Take every line that has the string "reportadas" and copy it out.

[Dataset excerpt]
^^^^^^^^^^^^^^^^
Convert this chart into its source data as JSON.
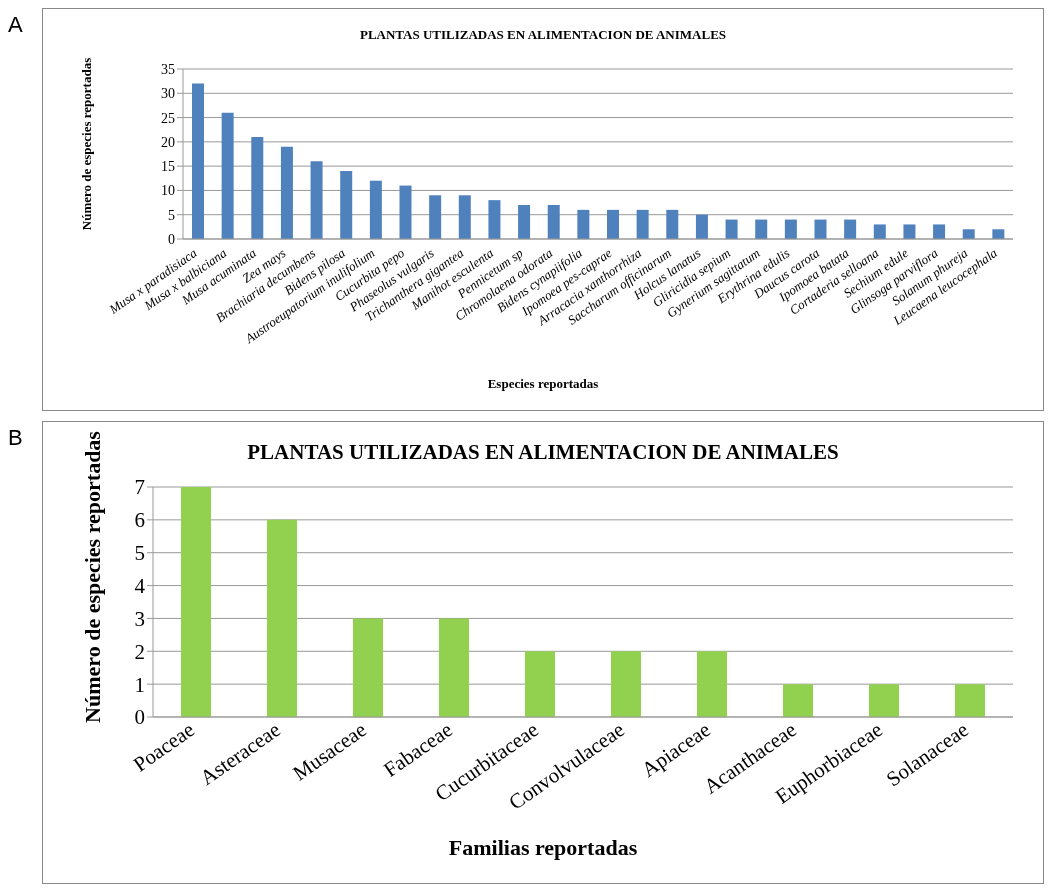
{
  "chart_data": [
    {
      "type": "bar",
      "title": "PLANTAS UTILIZADAS EN ALIMENTACION DE ANIMALES",
      "xlabel": "Especies reportadas",
      "ylabel": "Número de especies  reportadas",
      "annotations": [
        "A"
      ],
      "categories": [
        "Musa x paradisiaca",
        "Musa x balbiciana",
        "Musa acuminata",
        "Zea mays",
        "Brachiaria decumbens",
        "Bidens pilosa",
        "Austroeupatorium inulifolium",
        "Cucurbita pepo",
        "Phaseolus vulgaris",
        "Trichanthera gigantea",
        "Manihot esculenta",
        "Pennicetum sp",
        "Chromolaena odorata",
        "Bidens cynapiifolia",
        "Ipomoea pes-caprae",
        "Arracacia xanthorrhiza",
        "Saccharum officinarum",
        "Holcus lanatus",
        "Gliricidia sepium",
        "Gynerium sagittatum",
        "Erythrina edulis",
        "Daucus carota",
        "Ipomoea batata",
        "Cortaderia selloana",
        "Sechium edule",
        "Glinsoga parviflora",
        "Solanum phureja",
        "Leucaena leucocephala"
      ],
      "values": [
        32,
        26,
        21,
        19,
        16,
        14,
        12,
        11,
        9,
        9,
        8,
        7,
        7,
        6,
        6,
        6,
        6,
        5,
        4,
        4,
        4,
        4,
        4,
        3,
        3,
        3,
        2,
        2
      ],
      "color": "#4f81bd",
      "ylim": [
        0,
        35
      ],
      "yticks": [
        0,
        5,
        10,
        15,
        20,
        25,
        30,
        35
      ],
      "grid": "y"
    },
    {
      "type": "bar",
      "title": "PLANTAS UTILIZADAS EN ALIMENTACION DE ANIMALES",
      "xlabel": "Familias reportadas",
      "ylabel": "Número de especies reportadas",
      "annotations": [
        "B"
      ],
      "categories": [
        "Poaceae",
        "Asteraceae",
        "Musaceae",
        "Fabaceae",
        "Cucurbitaceae",
        "Convolvulaceae",
        "Apiaceae",
        "Acanthaceae",
        "Euphorbiaceae",
        "Solanaceae"
      ],
      "values": [
        7,
        6,
        3,
        3,
        2,
        2,
        2,
        1,
        1,
        1
      ],
      "color": "#92d050",
      "ylim": [
        0,
        7
      ],
      "yticks": [
        0,
        1,
        2,
        3,
        4,
        5,
        6,
        7
      ],
      "grid": "y"
    }
  ]
}
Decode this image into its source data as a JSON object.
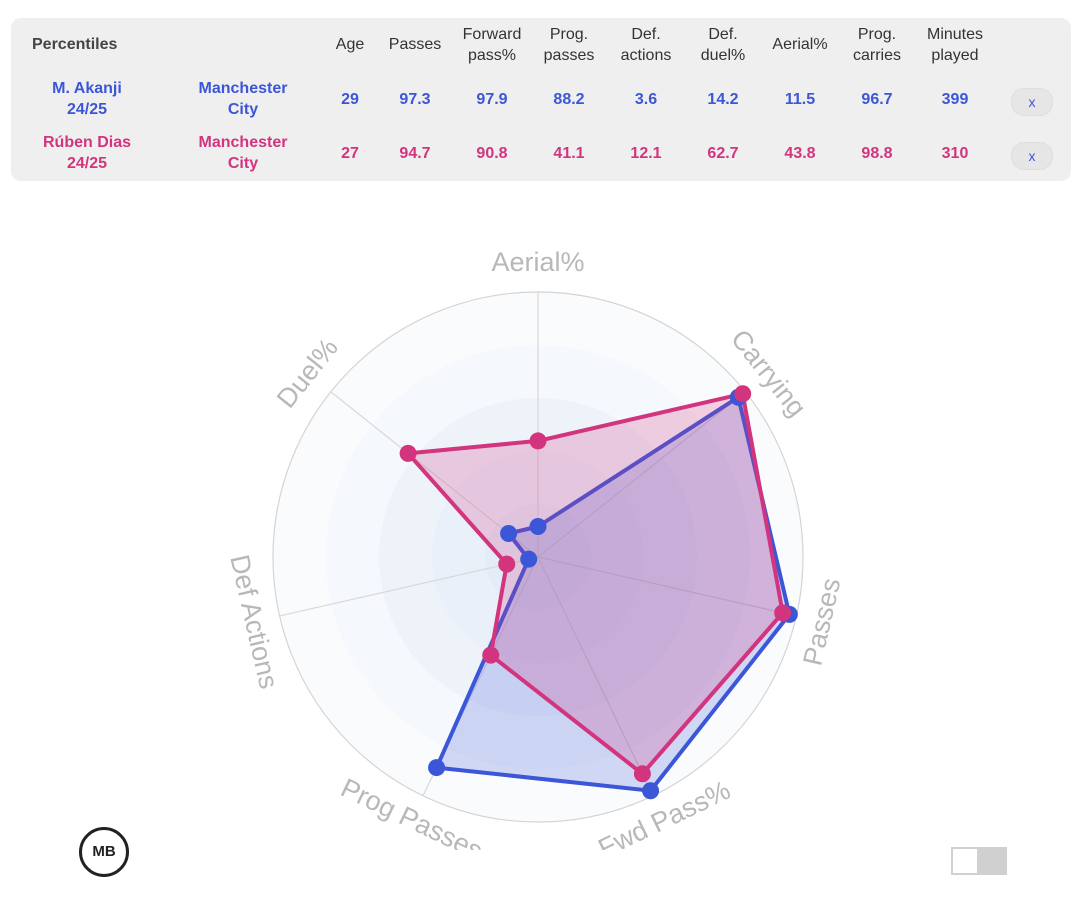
{
  "table": {
    "corner_label": "Percentiles",
    "columns": [
      {
        "l1": "Age",
        "l2": ""
      },
      {
        "l1": "Passes",
        "l2": ""
      },
      {
        "l1": "Forward",
        "l2": "pass%"
      },
      {
        "l1": "Prog.",
        "l2": "passes"
      },
      {
        "l1": "Def.",
        "l2": "actions"
      },
      {
        "l1": "Def.",
        "l2": "duel%"
      },
      {
        "l1": "Aerial%",
        "l2": ""
      },
      {
        "l1": "Prog.",
        "l2": "carries"
      },
      {
        "l1": "Minutes",
        "l2": "played"
      }
    ],
    "rows": [
      {
        "name": "M. Akanji",
        "season": "24/25",
        "club_l1": "Manchester",
        "club_l2": "City",
        "values": [
          "29",
          "97.3",
          "97.9",
          "88.2",
          "3.6",
          "14.2",
          "11.5",
          "96.7",
          "399"
        ],
        "remove_label": "x"
      },
      {
        "name": "Rúben Dias",
        "season": "24/25",
        "club_l1": "Manchester",
        "club_l2": "City",
        "values": [
          "27",
          "94.7",
          "90.8",
          "41.1",
          "12.1",
          "62.7",
          "43.8",
          "98.8",
          "310"
        ],
        "remove_label": "x"
      }
    ]
  },
  "colors": {
    "akanji": "#3b56d6",
    "dias": "#d2347e"
  },
  "chart_data": {
    "type": "radar",
    "axes": [
      "Aerial%",
      "Carrying",
      "Passes",
      "Fwd Pass%",
      "Prog Passes",
      "Def Actions",
      "Duel%"
    ],
    "range": [
      0,
      100
    ],
    "series": [
      {
        "name": "M. Akanji",
        "values": [
          11.5,
          96.7,
          97.3,
          97.9,
          88.2,
          3.6,
          14.2
        ],
        "color": "#3b56d6"
      },
      {
        "name": "Rúben Dias",
        "values": [
          43.8,
          98.8,
          94.7,
          90.8,
          41.1,
          12.1,
          62.7
        ],
        "color": "#d2347e"
      }
    ]
  },
  "logo_text": "MB"
}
^^^^^^^^^^^^^^^^
● **Response to the exercise**:
      "xlabel": "Especies reportadas",
      "ylabel": "Número de especies  reportadas",
      "xlabel": "Familias reportadas",
      "ylabel": "Número de especies reportadas",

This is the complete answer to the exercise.